● **Records for this task**:
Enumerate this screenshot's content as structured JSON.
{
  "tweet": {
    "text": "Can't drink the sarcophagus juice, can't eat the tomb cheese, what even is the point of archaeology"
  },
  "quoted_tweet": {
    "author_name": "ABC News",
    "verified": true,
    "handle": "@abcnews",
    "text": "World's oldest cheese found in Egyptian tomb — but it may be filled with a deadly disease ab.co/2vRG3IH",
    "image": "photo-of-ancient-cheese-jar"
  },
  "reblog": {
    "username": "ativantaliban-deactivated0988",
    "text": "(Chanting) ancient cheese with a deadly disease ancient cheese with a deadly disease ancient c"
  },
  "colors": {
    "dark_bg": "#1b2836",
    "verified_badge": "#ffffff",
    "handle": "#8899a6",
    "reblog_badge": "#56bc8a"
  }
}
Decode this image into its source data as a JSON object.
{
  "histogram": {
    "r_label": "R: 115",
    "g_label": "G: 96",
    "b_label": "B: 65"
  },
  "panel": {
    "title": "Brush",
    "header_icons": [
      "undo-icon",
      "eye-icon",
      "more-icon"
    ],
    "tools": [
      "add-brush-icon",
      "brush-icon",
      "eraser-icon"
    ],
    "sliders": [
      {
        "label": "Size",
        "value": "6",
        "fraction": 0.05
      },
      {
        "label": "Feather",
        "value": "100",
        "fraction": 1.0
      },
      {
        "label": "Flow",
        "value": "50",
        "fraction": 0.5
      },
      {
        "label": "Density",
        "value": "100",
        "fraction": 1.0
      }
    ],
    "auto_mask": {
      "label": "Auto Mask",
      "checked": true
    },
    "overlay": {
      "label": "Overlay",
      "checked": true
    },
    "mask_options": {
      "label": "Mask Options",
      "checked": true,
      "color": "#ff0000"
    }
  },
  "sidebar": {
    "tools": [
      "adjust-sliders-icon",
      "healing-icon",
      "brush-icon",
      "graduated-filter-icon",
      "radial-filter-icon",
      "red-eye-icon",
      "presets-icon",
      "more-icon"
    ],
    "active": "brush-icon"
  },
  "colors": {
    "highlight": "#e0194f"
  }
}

● **Task requirements**:
Take the entries above and transcribe them in full.

● **Response to the exercise**:
Enumerate this screenshot's content as structured JSON.
{
  "tweet": {
    "text": "Can't drink the sarcophagus juice, can't eat the tomb cheese, what even is the point of archaeology"
  },
  "quoted_tweet": {
    "author_name": "ABC News",
    "verified": true,
    "handle": "@abcnews",
    "text": "World's oldest cheese found in Egyptian tomb — but it may be filled with a deadly disease ab.co/2vRG3IH",
    "image": "photo-of-ancient-cheese-jar"
  },
  "reblog": {
    "username": "ativantaliban-deactivated0988",
    "text": "(Chanting) ancient cheese with a deadly disease ancient cheese with a deadly disease ancient c"
  },
  "colors": {
    "dark_bg": "#1b2836",
    "verified_badge": "#ffffff",
    "handle": "#8899a6",
    "reblog_badge": "#56bc8a"
  }
}
Decode this image into its source data as a JSON object.
{
  "histogram": {
    "r_label": "R: 115",
    "g_label": "G: 96",
    "b_label": "B: 65"
  },
  "panel": {
    "title": "Brush",
    "header_icons": [
      "undo-icon",
      "eye-icon",
      "more-icon"
    ],
    "tools": [
      "add-brush-icon",
      "brush-icon",
      "eraser-icon"
    ],
    "sliders": [
      {
        "label": "Size",
        "value": "6",
        "fraction": 0.05
      },
      {
        "label": "Feather",
        "value": "100",
        "fraction": 1.0
      },
      {
        "label": "Flow",
        "value": "50",
        "fraction": 0.5
      },
      {
        "label": "Density",
        "value": "100",
        "fraction": 1.0
      }
    ],
    "auto_mask": {
      "label": "Auto Mask",
      "checked": true
    },
    "overlay": {
      "label": "Overlay",
      "checked": true
    },
    "mask_options": {
      "label": "Mask Options",
      "checked": true,
      "color": "#ff0000"
    }
  },
  "sidebar": {
    "tools": [
      "adjust-sliders-icon",
      "healing-icon",
      "brush-icon",
      "graduated-filter-icon",
      "radial-filter-icon",
      "red-eye-icon",
      "presets-icon",
      "more-icon"
    ],
    "active": "brush-icon"
  },
  "colors": {
    "highlight": "#e0194f"
  }
}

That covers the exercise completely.